Aim of the task
Collect each line of the records below that contains the string "badge" and copy those lines in full, in the order they appear.

Source records
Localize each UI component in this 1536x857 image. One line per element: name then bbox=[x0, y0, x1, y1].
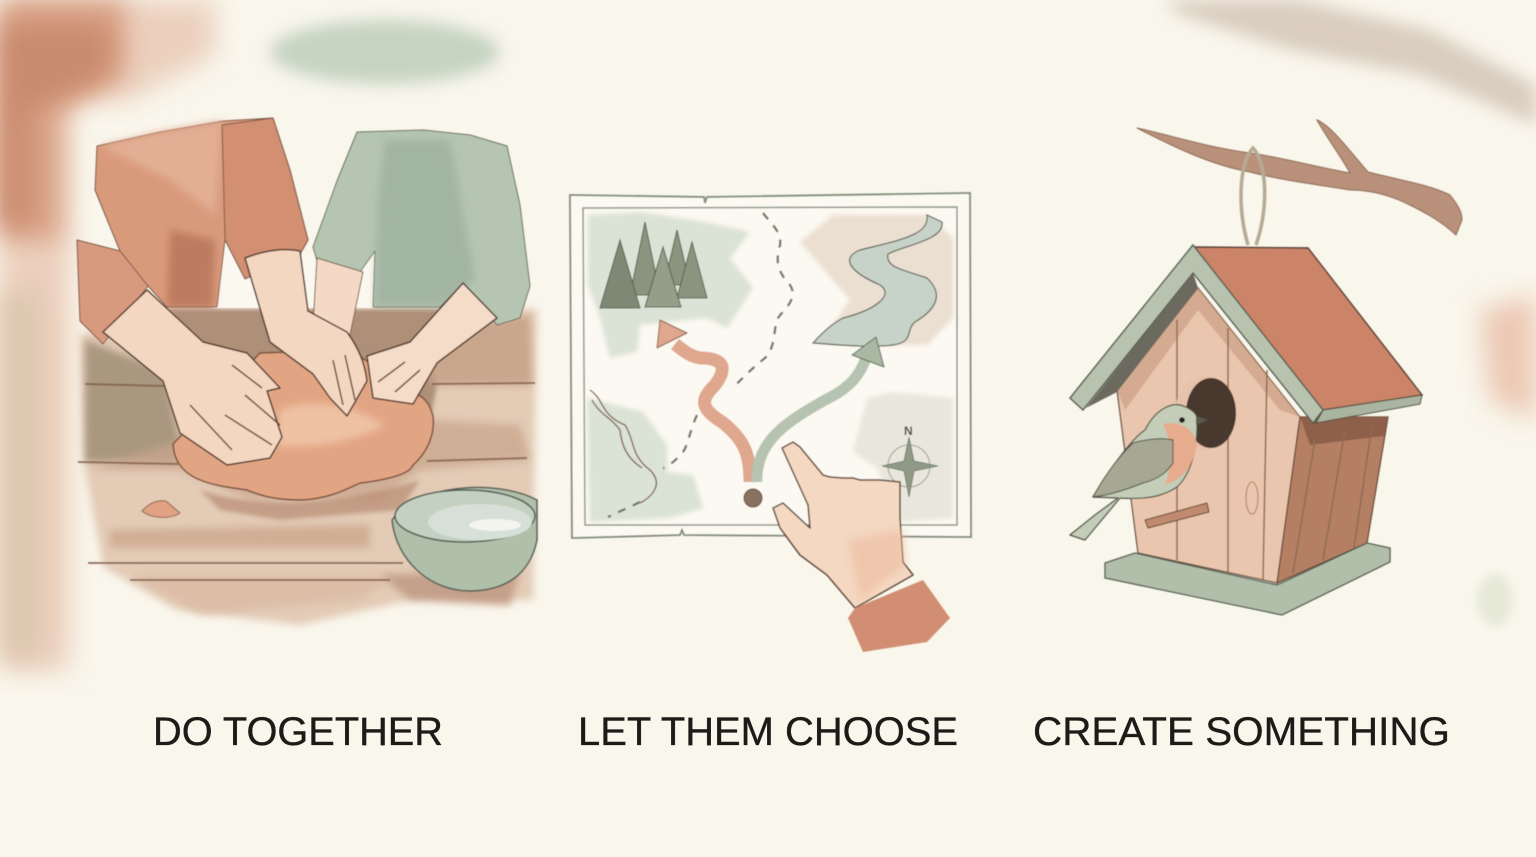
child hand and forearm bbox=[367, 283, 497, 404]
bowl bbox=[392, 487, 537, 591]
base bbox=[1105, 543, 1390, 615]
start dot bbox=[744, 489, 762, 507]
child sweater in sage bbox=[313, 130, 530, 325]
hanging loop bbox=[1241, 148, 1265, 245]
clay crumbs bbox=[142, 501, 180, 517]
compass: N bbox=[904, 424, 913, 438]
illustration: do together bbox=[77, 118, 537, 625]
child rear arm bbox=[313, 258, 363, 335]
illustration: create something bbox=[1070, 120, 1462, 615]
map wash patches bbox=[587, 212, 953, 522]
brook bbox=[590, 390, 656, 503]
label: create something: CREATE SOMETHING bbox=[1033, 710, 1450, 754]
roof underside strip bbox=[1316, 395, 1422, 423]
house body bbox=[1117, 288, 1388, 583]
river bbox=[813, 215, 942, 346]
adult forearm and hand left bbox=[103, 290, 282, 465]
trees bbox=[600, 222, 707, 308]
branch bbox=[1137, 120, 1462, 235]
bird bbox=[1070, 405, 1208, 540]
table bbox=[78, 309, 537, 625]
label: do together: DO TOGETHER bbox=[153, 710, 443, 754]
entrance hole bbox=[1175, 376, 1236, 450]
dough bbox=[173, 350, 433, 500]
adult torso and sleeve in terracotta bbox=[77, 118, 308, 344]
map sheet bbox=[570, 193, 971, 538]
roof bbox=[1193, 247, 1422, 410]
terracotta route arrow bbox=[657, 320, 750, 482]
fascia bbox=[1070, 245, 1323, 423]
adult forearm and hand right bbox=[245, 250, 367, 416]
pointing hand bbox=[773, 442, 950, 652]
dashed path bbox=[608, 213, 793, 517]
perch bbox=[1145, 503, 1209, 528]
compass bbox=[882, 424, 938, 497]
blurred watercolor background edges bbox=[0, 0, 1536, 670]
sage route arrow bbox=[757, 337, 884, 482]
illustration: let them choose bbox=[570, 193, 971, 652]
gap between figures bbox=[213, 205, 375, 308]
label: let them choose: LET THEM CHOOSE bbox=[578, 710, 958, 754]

...

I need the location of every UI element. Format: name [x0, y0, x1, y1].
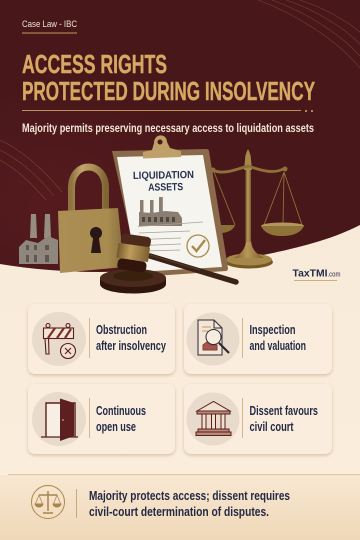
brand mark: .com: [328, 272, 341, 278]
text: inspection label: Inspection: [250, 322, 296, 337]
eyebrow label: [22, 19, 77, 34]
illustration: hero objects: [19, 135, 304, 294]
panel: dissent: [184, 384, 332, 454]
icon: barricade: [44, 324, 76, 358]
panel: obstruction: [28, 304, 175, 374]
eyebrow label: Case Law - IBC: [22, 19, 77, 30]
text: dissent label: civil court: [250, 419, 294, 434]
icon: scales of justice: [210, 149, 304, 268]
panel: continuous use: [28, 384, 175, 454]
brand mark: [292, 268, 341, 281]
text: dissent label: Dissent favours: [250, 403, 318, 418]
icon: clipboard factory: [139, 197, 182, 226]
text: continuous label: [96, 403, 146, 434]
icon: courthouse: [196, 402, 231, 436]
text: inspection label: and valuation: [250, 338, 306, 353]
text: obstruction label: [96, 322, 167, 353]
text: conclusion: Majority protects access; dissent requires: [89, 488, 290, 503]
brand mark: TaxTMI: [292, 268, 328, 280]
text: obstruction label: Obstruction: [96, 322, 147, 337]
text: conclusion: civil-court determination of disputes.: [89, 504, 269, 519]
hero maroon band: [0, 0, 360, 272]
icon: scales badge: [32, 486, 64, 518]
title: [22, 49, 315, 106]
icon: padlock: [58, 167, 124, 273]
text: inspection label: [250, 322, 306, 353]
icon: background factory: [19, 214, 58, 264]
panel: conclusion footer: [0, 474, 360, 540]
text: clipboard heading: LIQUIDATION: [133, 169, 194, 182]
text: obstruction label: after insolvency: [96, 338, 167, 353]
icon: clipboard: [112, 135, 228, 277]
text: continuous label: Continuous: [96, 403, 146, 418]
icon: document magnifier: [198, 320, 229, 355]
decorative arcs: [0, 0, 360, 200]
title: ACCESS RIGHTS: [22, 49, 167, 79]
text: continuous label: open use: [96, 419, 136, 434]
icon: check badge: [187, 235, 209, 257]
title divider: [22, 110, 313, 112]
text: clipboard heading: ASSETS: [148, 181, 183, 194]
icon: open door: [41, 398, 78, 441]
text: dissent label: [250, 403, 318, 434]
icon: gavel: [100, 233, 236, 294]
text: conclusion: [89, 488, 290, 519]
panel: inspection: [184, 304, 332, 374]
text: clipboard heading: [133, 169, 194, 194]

--

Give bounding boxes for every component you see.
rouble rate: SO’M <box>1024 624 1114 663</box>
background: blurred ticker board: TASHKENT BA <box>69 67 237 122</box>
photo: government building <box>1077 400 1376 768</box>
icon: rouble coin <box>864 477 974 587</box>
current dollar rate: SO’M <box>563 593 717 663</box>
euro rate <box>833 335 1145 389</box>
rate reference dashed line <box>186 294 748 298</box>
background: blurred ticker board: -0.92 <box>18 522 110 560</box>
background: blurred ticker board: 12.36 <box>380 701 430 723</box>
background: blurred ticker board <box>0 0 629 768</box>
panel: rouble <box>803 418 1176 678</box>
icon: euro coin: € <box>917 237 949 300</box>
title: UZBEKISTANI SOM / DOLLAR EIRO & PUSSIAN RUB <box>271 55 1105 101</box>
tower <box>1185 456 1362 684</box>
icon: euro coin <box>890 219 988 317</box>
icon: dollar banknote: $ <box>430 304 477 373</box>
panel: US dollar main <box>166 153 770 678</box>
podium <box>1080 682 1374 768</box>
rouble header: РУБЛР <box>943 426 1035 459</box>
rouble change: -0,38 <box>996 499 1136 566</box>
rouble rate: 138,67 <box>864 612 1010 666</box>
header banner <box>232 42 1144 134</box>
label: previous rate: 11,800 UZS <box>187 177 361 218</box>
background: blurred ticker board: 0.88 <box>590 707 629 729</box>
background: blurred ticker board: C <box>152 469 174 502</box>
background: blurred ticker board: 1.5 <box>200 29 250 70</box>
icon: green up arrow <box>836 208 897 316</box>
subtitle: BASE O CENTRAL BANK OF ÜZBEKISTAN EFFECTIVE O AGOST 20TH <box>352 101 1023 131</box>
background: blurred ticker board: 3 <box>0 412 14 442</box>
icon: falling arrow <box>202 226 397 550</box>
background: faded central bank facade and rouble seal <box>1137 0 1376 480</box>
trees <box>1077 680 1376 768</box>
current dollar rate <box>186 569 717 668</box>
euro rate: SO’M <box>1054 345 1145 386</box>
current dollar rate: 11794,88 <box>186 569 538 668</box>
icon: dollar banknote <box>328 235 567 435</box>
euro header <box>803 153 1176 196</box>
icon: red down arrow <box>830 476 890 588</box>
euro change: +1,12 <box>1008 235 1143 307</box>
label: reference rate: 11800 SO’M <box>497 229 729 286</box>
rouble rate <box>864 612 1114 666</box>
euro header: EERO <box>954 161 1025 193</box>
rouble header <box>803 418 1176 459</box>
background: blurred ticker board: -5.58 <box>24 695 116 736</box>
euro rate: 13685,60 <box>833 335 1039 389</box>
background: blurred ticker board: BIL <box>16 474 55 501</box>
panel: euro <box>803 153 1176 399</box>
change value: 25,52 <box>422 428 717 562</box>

Output for this exercise
icon: scales badge: [32, 486, 64, 518]
icon: check badge: [187, 235, 209, 257]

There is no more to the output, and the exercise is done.